Locate the word "Lolo" in the entries below, then gather every line that holds it.

::::::::

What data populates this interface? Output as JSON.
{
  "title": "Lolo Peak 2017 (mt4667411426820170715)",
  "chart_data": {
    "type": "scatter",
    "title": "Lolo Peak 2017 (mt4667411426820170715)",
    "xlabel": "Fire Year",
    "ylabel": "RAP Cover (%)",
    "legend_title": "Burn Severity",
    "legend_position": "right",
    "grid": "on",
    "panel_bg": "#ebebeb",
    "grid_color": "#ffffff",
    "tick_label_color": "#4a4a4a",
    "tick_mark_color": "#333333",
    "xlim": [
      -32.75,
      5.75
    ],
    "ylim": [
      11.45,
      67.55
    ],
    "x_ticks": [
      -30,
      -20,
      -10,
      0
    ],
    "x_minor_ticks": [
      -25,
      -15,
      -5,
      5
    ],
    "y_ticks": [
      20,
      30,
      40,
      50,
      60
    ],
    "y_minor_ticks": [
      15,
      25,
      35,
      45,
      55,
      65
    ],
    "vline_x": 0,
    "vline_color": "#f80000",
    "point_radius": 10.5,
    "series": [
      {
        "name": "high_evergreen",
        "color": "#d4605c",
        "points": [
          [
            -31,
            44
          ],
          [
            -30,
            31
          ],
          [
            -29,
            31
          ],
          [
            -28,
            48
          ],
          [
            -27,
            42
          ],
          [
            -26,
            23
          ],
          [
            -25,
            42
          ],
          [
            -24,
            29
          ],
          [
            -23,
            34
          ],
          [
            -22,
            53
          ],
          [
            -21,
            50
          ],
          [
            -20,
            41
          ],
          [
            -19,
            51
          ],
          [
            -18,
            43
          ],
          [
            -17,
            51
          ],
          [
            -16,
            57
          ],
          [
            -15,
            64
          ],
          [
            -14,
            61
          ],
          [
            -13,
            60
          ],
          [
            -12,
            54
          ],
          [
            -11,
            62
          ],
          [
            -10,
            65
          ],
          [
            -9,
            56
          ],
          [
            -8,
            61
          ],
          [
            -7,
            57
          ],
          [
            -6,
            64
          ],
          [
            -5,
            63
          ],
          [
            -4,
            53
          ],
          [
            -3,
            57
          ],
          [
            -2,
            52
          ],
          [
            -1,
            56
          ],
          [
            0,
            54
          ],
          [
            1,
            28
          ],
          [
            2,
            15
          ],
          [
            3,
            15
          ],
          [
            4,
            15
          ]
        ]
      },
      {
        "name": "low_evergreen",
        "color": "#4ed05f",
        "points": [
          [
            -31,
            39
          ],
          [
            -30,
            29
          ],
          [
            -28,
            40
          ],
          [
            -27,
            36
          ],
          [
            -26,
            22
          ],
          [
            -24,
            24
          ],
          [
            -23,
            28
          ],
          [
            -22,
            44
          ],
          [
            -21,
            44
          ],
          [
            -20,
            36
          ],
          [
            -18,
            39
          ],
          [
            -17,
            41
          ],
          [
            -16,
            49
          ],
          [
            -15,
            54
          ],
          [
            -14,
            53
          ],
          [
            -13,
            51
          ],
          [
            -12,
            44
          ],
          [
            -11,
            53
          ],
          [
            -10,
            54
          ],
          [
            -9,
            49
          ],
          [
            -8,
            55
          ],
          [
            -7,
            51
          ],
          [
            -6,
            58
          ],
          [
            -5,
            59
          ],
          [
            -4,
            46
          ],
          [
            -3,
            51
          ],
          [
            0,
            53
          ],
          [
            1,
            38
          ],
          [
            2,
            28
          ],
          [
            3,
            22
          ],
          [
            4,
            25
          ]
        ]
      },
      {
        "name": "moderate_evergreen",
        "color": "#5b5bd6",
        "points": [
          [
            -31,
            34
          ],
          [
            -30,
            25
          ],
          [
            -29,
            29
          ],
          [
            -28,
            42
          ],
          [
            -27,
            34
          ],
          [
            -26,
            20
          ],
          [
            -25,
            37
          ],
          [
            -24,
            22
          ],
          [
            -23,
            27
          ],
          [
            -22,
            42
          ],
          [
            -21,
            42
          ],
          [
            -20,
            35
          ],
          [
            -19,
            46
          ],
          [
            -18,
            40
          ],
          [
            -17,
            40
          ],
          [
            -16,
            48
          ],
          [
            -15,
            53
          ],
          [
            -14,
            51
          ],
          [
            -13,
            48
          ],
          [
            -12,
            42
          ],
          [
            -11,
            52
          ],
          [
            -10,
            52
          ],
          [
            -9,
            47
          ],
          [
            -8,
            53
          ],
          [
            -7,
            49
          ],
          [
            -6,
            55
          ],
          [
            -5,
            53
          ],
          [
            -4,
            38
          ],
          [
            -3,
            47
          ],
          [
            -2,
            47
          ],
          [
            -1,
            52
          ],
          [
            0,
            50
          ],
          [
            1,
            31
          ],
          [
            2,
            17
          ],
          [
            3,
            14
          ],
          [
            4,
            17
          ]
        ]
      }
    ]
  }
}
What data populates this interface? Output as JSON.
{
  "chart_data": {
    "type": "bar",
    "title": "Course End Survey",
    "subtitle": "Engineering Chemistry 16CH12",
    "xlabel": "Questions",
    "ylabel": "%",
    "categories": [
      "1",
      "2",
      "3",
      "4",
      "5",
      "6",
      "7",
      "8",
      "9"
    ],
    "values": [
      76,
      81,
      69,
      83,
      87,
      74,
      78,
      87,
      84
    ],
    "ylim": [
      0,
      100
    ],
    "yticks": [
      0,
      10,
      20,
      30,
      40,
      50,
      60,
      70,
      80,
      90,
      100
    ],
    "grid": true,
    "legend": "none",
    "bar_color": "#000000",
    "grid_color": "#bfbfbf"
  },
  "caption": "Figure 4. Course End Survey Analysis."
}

::::::::

# Task answer:
  "title": "Lolo Peak 2017 (mt4667411426820170715)",
    "title": "Lolo Peak 2017 (mt4667411426820170715)",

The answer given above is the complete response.